━━━━━ DATA SHOWN

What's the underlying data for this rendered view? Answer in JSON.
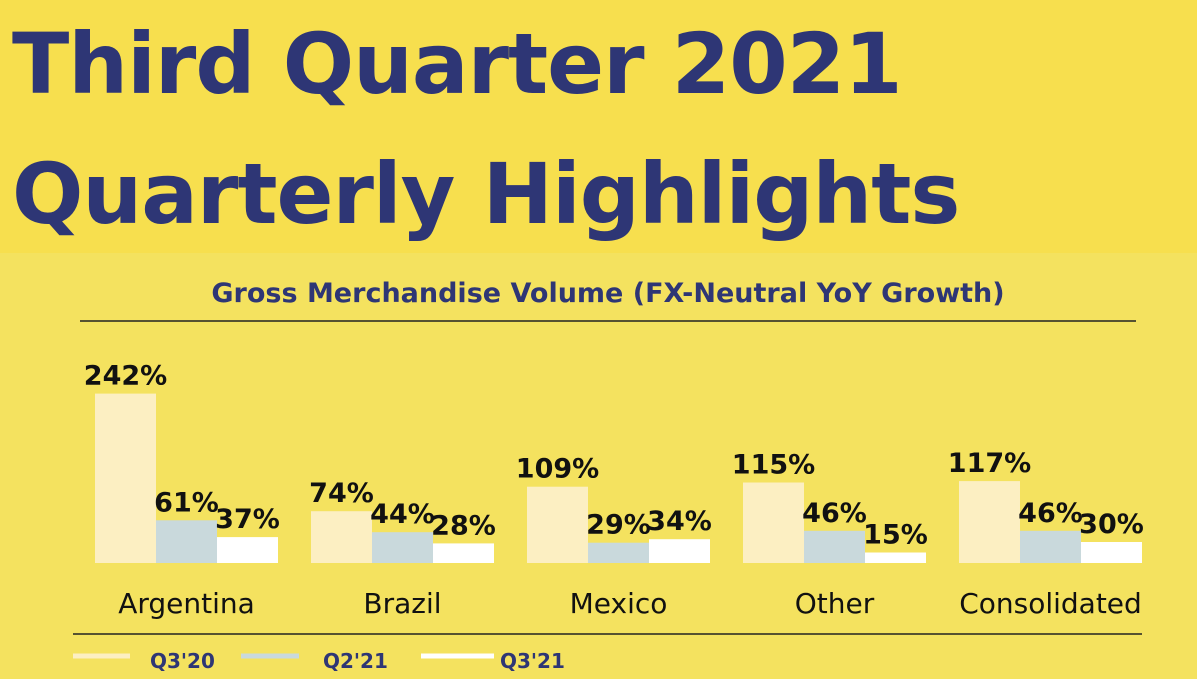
{
  "header": {
    "title_line1": "Third Quarter 2021",
    "title_line2": "Quarterly Highlights"
  },
  "colors": {
    "header_bg": "#f7df4e",
    "panel_bg": "#f4e25f",
    "title_text": "#2e3675",
    "series_q3_20": "#fcefc2",
    "series_q2_21": "#c9d9dc",
    "series_q3_21": "#ffffff"
  },
  "chart_data": {
    "type": "bar",
    "title": "Gross Merchandise Volume (FX-Neutral YoY Growth)",
    "categories": [
      "Argentina",
      "Brazil",
      "Mexico",
      "Other",
      "Consolidated"
    ],
    "series": [
      {
        "name": "Q3'20",
        "values": [
          242,
          74,
          109,
          115,
          117
        ],
        "labels": [
          "242%",
          "74%",
          "109%",
          "115%",
          "117%"
        ]
      },
      {
        "name": "Q2'21",
        "values": [
          61,
          44,
          29,
          46,
          46
        ],
        "labels": [
          "61%",
          "44%",
          "29%",
          "46%",
          "46%"
        ]
      },
      {
        "name": "Q3'21",
        "values": [
          37,
          28,
          34,
          15,
          30
        ],
        "labels": [
          "37%",
          "28%",
          "34%",
          "15%",
          "30%"
        ]
      }
    ],
    "unit": "%",
    "legend_position": "bottom-left",
    "grid": false
  }
}
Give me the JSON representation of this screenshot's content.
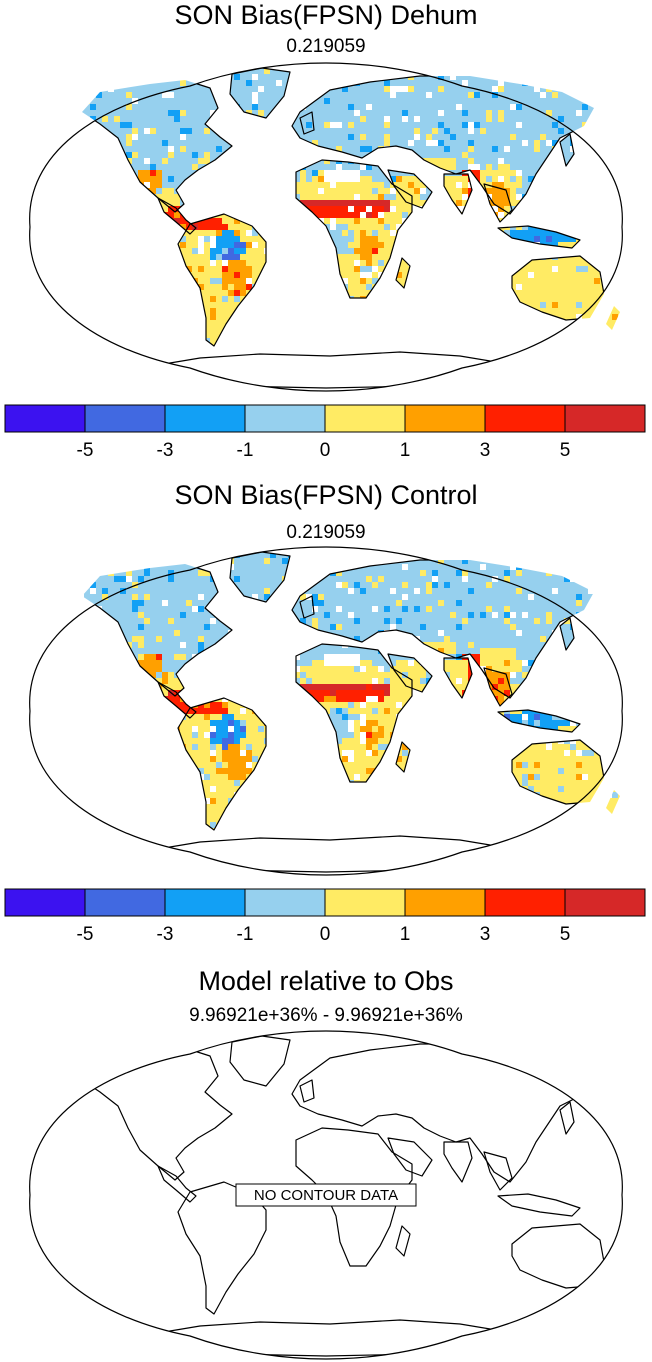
{
  "palette": [
    "#3c12f0",
    "#4169e1",
    "#12a0f5",
    "#96d0ee",
    "#ffeb64",
    "#ffa000",
    "#ff2000",
    "#d62828"
  ],
  "colorbar_labels": [
    "-5",
    "-3",
    "-1",
    "0",
    "1",
    "3",
    "5"
  ],
  "panels": [
    {
      "title": "SON Bias(FPSN) Dehum",
      "subtitle": "0.219059",
      "has_data": true,
      "seed": 11
    },
    {
      "title": "SON Bias(FPSN) Control",
      "subtitle": "0.219059",
      "has_data": true,
      "seed": 37
    },
    {
      "title": "Model relative to Obs",
      "subtitle": "9.96921e+36% - 9.96921e+36%",
      "has_data": false,
      "no_data_label": "NO CONTOUR DATA"
    }
  ],
  "chart_data": {
    "type": "heatmap",
    "projection": "robinson",
    "contour_levels": [
      -5,
      -3,
      -1,
      0,
      1,
      3,
      5
    ],
    "colors": [
      "#3c12f0",
      "#4169e1",
      "#12a0f5",
      "#96d0ee",
      "#ffeb64",
      "#ffa000",
      "#ff2000",
      "#d62828"
    ],
    "panels": [
      {
        "title": "SON Bias(FPSN) Dehum",
        "subtitle": "0.219059"
      },
      {
        "title": "SON Bias(FPSN) Control",
        "subtitle": "0.219059"
      },
      {
        "title": "Model relative to Obs",
        "subtitle": "9.96921e+36% - 9.96921e+36%",
        "annotation": "NO CONTOUR DATA"
      }
    ]
  }
}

━━━━━━━━━━

» DIRECTIVE
Omit the pictures and give the material again, exactly and in full.

» CORRECT RESULT
What's the underlying data for this rendered view? Answer in JSON.
{
  "header": {
    "title_line1": "Third Quarter 2021",
    "title_line2": "Quarterly Highlights"
  },
  "colors": {
    "header_bg": "#f7df4e",
    "panel_bg": "#f4e25f",
    "title_text": "#2e3675",
    "series_q3_20": "#fcefc2",
    "series_q2_21": "#c9d9dc",
    "series_q3_21": "#ffffff"
  },
  "chart_data": {
    "type": "bar",
    "title": "Gross Merchandise Volume (FX-Neutral YoY Growth)",
    "categories": [
      "Argentina",
      "Brazil",
      "Mexico",
      "Other",
      "Consolidated"
    ],
    "series": [
      {
        "name": "Q3'20",
        "values": [
          242,
          74,
          109,
          115,
          117
        ],
        "labels": [
          "242%",
          "74%",
          "109%",
          "115%",
          "117%"
        ]
      },
      {
        "name": "Q2'21",
        "values": [
          61,
          44,
          29,
          46,
          46
        ],
        "labels": [
          "61%",
          "44%",
          "29%",
          "46%",
          "46%"
        ]
      },
      {
        "name": "Q3'21",
        "values": [
          37,
          28,
          34,
          15,
          30
        ],
        "labels": [
          "37%",
          "28%",
          "34%",
          "15%",
          "30%"
        ]
      }
    ],
    "unit": "%",
    "legend_position": "bottom-left",
    "grid": false
  }
}
Give me the JSON representation of this screenshot's content.
{
  "palette": [
    "#3c12f0",
    "#4169e1",
    "#12a0f5",
    "#96d0ee",
    "#ffeb64",
    "#ffa000",
    "#ff2000",
    "#d62828"
  ],
  "colorbar_labels": [
    "-5",
    "-3",
    "-1",
    "0",
    "1",
    "3",
    "5"
  ],
  "panels": [
    {
      "title": "SON Bias(FPSN) Dehum",
      "subtitle": "0.219059",
      "has_data": true,
      "seed": 11
    },
    {
      "title": "SON Bias(FPSN) Control",
      "subtitle": "0.219059",
      "has_data": true,
      "seed": 37
    },
    {
      "title": "Model relative to Obs",
      "subtitle": "9.96921e+36% - 9.96921e+36%",
      "has_data": false,
      "no_data_label": "NO CONTOUR DATA"
    }
  ],
  "chart_data": {
    "type": "heatmap",
    "projection": "robinson",
    "contour_levels": [
      -5,
      -3,
      -1,
      0,
      1,
      3,
      5
    ],
    "colors": [
      "#3c12f0",
      "#4169e1",
      "#12a0f5",
      "#96d0ee",
      "#ffeb64",
      "#ffa000",
      "#ff2000",
      "#d62828"
    ],
    "panels": [
      {
        "title": "SON Bias(FPSN) Dehum",
        "subtitle": "0.219059"
      },
      {
        "title": "SON Bias(FPSN) Control",
        "subtitle": "0.219059"
      },
      {
        "title": "Model relative to Obs",
        "subtitle": "9.96921e+36% - 9.96921e+36%",
        "annotation": "NO CONTOUR DATA"
      }
    ]
  }
}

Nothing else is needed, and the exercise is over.